▸ Job 1
List every Lucene method named in the Lucene mailing-list thread below in the form Class#method, giving each one once.

▸ Selected text

Re: Relative cpu cost of fetching term frequency during scoring

Adrien Grand Mon, 26 Jun 2023 05:41:07 -0700

This is a bit surprising, can you share the profiler output (e.g.
screenshot), to see what is slow within the `PostingsEnum#freq` call?


`PostingsEnum#freq` may need to decode a block of freqs, but I would
generally not expect it to be 5x slower than decoding doc IDs for the
same block.

On Thu, Jun 22, 2023 at 6:00 AM Vimal Jain <[email protected]> wrote:
>
> I did profiling of new code and found that below api call is most time
> consuming :-
> org.apache.lucene.index.PostingsEnum#freq
> If i comment out this call and instead use some random integer for testing
> purpose, then perf is at least 5x compared to old code.
> Is there any thoughts on why term frequency calls on PostingsEnum are that
> slow ?
>
>
>
> *Thanks and Regards,*
> *Vimal Jain*
>
>
> On Wed, Jun 21, 2023 at 1:43 PM Adrien Grand <[email protected]> wrote:
>
> > As far as your performance problem is concerned, I don't know. Can you
> > compare the number of documents that need to be evaluated in both cases,
> > e.g. by running `IndexSearcher#count` on your two queries. If they're
> > similar, can you run your new query under a profiler to figure out what its
> > bottleneck is?
> >
> > Regarding migration to newer major version, there is a MIGRATE.txt that
> > gives some advice:
> >
> > https://github.com/apache/lucene/blob/releases/lucene-solr/8.0.0/lucene/MIGRATE.txt
> > .
> >
> > On Wed, Jun 21, 2023 at 8:54 AM Vimal Jain <[email protected]> wrote:
> >
> > > Thanks Adrien , I had a look at your blog post.  Looks like this
> > > Scorer#getMaxScore was added in lucene 8.0 , i am using 7.7.3.
> > > A side question , is there any resource to help migrate newer major
> > version
> > > , i see lot of api changed from v7 to v8.
> > >
> > > *Thanks and Regards,*
> > > *Vimal Jain*
> > >
> > >
> > > On Wed, Jun 21, 2023 at 1:08 AM Adrien Grand <[email protected]> wrote:
> > >
> > > > Lucene has logic to only evaluate a subset of the matching documents
> > when
> > > > retrieving top-k hits. This leverages the Scorer#getMaxScore API. If
> > you
> > > > never implemented it on your custom query, then you never took
> > advantage
> > > of
> > > > dynamic pruning anyway. I wrote a bit more about it
> > > > <
> > > >
> > >
> > https://www.elastic.co/blog/faster-retrieval-of-top-hits-in-elasticsearch-with-block-max-wand
> > > > >
> > > > a few years ago if you're curious.

▸ Job 2
In the records below, quote each line word for word, starting with the line that contains "44, 175, 63)" and continuing up to and including the line that contains "unlikely-dates-checkbox[interactable]: Show alerts".

▸ Extracted material
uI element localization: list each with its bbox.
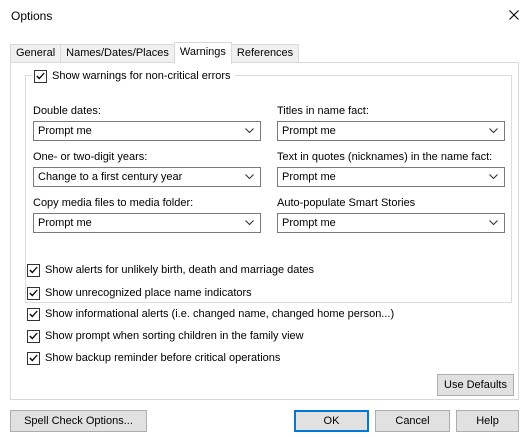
tab-names-dates-places[interactable]: Names/Dates/Places (60, 44, 175, 63)
smart-stories-select[interactable]: Prompt me (277, 213, 505, 233)
backup-reminder-checkbox[interactable]: Show backup reminder before critical ope… (27, 350, 280, 366)
double-dates-select[interactable]: Prompt me (33, 121, 261, 141)
spell-check-options-button[interactable]: Spell Check Options... (10, 410, 147, 432)
chevron-down-icon (245, 220, 254, 226)
backup-reminder-check[interactable] (27, 351, 40, 365)
titles-in-name-label: Titles in name fact: (277, 105, 369, 117)
place-indicators-checkbox[interactable]: Show unrecognized place name indicators (27, 285, 252, 301)
use-defaults-button[interactable]: Use Defaults (437, 374, 514, 396)
text-in-quotes-label: Text in quotes (nicknames) in the name f… (277, 151, 493, 163)
unlikely-dates-checkbox[interactable]: Show alerts for unlikely birth, death an… (27, 262, 314, 278)
unlikely-dates-label: Show alerts for unlikely birth, death an… (45, 264, 315, 276)
warnings-panel: Show warnings for non-critical errors Do… (10, 62, 519, 400)
copy-media-label: Copy media files to media folder: (33, 197, 194, 209)
show-warnings-checkbox[interactable]: Show warnings for non-critical errors (32, 68, 235, 84)
chevron-down-icon (489, 220, 498, 226)
help-button[interactable]: Help (456, 410, 519, 432)
checkmark-icon (29, 332, 38, 340)
two-digit-years-value: Change to a first century year (38, 171, 183, 183)
checkmark-icon (29, 266, 38, 274)
sorting-prompt-label: Show prompt when sorting children in the… (45, 330, 304, 342)
cancel-button[interactable]: Cancel (375, 410, 450, 432)
close-icon (509, 10, 519, 20)
checkmark-icon (29, 354, 38, 362)
tab-warnings[interactable]: Warnings (173, 42, 232, 64)
two-digit-years-select[interactable]: Change to a first century year (33, 167, 261, 187)
copy-media-value: Prompt me (38, 217, 92, 229)
chevron-down-icon (489, 174, 498, 180)
tab-strip: General Names/Dates/Places Warnings Refe… (10, 42, 300, 64)
informational-alerts-checkbox[interactable]: Show informational alerts (i.e. changed … (27, 306, 394, 322)
title-bar: Options (0, 0, 529, 30)
chevron-down-icon (489, 128, 498, 134)
smart-stories-value: Prompt me (282, 217, 336, 229)
chevron-down-icon (245, 128, 254, 134)
checkmark-icon (36, 72, 45, 80)
sorting-prompt-checkbox[interactable]: Show prompt when sorting children in the… (27, 328, 304, 344)
backup-reminder-label: Show backup reminder before critical ope… (45, 352, 281, 364)
checkmark-icon (29, 289, 38, 297)
two-digit-years-label: One- or two-digit years: (33, 151, 148, 163)
titles-in-name-value: Prompt me (282, 125, 336, 137)
tab-references[interactable]: References (230, 44, 300, 63)
ok-button[interactable]: OK (294, 410, 369, 432)
show-warnings-label: Show warnings for non-critical errors (52, 70, 231, 82)
informational-alerts-check[interactable] (27, 307, 40, 321)
show-warnings-check[interactable] (34, 69, 47, 83)
tab-general[interactable]: General (10, 44, 62, 63)
place-indicators-label: Show unrecognized place name indicators (45, 287, 252, 299)
titles-in-name-select[interactable]: Prompt me (277, 121, 505, 141)
text-in-quotes-value: Prompt me (282, 171, 336, 183)
informational-alerts-label: Show informational alerts (i.e. changed … (45, 308, 395, 320)
chevron-down-icon (245, 174, 254, 180)
double-dates-label: Double dates: (33, 105, 101, 117)
place-indicators-check[interactable] (27, 286, 40, 300)
text-in-quotes-select[interactable]: Prompt me (277, 167, 505, 187)
smart-stories-label: Auto-populate Smart Stories (277, 197, 416, 209)
sorting-prompt-check[interactable] (27, 329, 40, 343)
close-button[interactable] (499, 0, 529, 30)
unlikely-dates-check[interactable] (27, 263, 40, 277)
checkmark-icon (29, 310, 38, 318)
copy-media-select[interactable]: Prompt me (33, 213, 261, 233)
double-dates-value: Prompt me (38, 125, 92, 137)
window-title: Options (11, 9, 53, 23)
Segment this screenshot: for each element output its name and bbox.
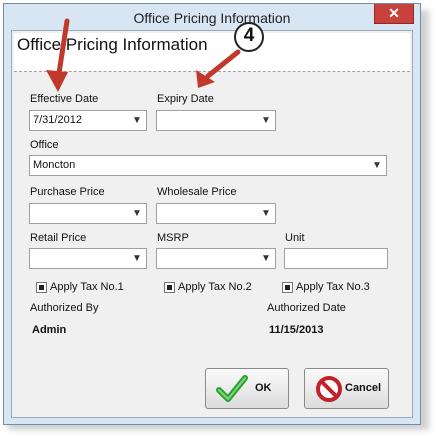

▸ Task response 1
PostingsEnum#freq
IndexSearcher#count
Scorer#getMaxScore

▸ Task response 2
tab-names-dates-places[interactable]: Names/Dates/Places (60, 44, 175, 63)
smart-stories-select[interactable]: Prompt me (277, 213, 505, 233)
backup-reminder-checkbox[interactable]: Show backup reminder before critical ope… (27, 350, 280, 366)
double-dates-select[interactable]: Prompt me (33, 121, 261, 141)
spell-check-options-button[interactable]: Spell Check Options... (10, 410, 147, 432)
chevron-down-icon (245, 220, 254, 226)
backup-reminder-check[interactable] (27, 351, 40, 365)
titles-in-name-label: Titles in name fact: (277, 105, 369, 117)
place-indicators-checkbox[interactable]: Show unrecognized place name indicators (27, 285, 252, 301)
use-defaults-button[interactable]: Use Defaults (437, 374, 514, 396)
text-in-quotes-label: Text in quotes (nicknames) in the name f… (277, 151, 493, 163)
unlikely-dates-checkbox[interactable]: Show alerts for unlikely birth, death an… (27, 262, 314, 278)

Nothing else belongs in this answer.